(Figure data in JSON)

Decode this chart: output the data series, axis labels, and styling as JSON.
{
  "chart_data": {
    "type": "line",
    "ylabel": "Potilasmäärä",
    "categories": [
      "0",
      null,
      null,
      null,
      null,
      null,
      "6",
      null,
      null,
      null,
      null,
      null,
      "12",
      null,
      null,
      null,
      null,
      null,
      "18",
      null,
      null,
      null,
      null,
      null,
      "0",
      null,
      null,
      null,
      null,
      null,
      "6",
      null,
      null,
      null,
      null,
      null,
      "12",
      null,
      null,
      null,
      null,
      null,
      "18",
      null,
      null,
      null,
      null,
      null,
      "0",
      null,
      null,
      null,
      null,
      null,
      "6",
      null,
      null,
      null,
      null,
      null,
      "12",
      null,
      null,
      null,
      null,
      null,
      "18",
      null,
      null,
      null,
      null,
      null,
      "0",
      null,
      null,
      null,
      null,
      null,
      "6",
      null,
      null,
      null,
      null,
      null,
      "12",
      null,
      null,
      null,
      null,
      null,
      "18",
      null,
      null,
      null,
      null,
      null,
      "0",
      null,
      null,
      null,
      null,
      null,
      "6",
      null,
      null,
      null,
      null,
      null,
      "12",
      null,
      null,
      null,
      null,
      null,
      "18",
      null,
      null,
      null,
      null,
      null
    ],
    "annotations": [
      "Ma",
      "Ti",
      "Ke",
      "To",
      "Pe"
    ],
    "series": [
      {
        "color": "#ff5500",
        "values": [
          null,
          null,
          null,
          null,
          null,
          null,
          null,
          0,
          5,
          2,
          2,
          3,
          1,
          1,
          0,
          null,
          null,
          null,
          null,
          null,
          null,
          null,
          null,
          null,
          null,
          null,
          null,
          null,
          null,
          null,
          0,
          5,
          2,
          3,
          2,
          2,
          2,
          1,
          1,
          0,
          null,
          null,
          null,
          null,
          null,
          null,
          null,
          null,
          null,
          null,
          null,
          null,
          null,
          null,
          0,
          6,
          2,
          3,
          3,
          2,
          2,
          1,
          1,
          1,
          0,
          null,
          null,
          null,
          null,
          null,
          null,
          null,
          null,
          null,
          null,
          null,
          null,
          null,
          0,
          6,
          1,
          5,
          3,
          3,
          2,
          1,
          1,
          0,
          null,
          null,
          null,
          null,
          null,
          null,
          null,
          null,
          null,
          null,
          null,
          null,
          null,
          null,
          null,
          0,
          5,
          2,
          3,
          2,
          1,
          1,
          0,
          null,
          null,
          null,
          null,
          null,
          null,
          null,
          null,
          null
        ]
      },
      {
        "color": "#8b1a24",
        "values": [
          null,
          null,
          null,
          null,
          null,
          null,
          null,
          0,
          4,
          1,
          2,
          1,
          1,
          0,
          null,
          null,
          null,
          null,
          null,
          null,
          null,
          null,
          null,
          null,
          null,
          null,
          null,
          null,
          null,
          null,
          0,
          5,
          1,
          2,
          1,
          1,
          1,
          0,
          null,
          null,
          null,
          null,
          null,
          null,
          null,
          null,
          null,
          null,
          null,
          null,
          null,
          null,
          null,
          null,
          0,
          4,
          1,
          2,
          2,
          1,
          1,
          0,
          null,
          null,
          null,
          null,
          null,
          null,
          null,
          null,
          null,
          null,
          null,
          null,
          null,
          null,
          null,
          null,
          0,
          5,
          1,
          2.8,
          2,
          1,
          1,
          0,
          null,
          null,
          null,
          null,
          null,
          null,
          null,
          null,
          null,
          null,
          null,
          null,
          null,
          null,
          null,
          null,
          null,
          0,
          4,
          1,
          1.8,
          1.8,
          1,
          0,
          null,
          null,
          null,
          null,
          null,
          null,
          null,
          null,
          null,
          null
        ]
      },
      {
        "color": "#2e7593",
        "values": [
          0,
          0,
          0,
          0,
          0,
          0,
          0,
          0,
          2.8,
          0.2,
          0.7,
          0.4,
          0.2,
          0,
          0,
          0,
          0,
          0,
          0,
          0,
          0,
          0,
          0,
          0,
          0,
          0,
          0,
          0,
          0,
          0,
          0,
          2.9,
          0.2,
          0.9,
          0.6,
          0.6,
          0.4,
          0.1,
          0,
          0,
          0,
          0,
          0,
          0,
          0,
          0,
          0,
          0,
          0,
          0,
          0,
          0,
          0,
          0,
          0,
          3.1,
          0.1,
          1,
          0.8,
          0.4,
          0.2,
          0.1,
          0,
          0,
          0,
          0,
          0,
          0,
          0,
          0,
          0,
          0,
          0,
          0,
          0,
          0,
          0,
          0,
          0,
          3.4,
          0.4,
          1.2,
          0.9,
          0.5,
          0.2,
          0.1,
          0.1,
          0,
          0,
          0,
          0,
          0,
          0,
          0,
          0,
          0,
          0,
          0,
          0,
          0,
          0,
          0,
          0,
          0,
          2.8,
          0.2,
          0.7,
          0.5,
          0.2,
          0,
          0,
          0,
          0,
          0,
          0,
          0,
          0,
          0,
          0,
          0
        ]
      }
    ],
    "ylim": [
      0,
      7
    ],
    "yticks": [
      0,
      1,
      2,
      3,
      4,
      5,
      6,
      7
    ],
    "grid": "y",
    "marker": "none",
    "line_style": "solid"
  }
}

WRITTEN REQUEST: Say how many lines in the records above hold "series", and give no other text.

ANSWER TO THE PROBLEM: 2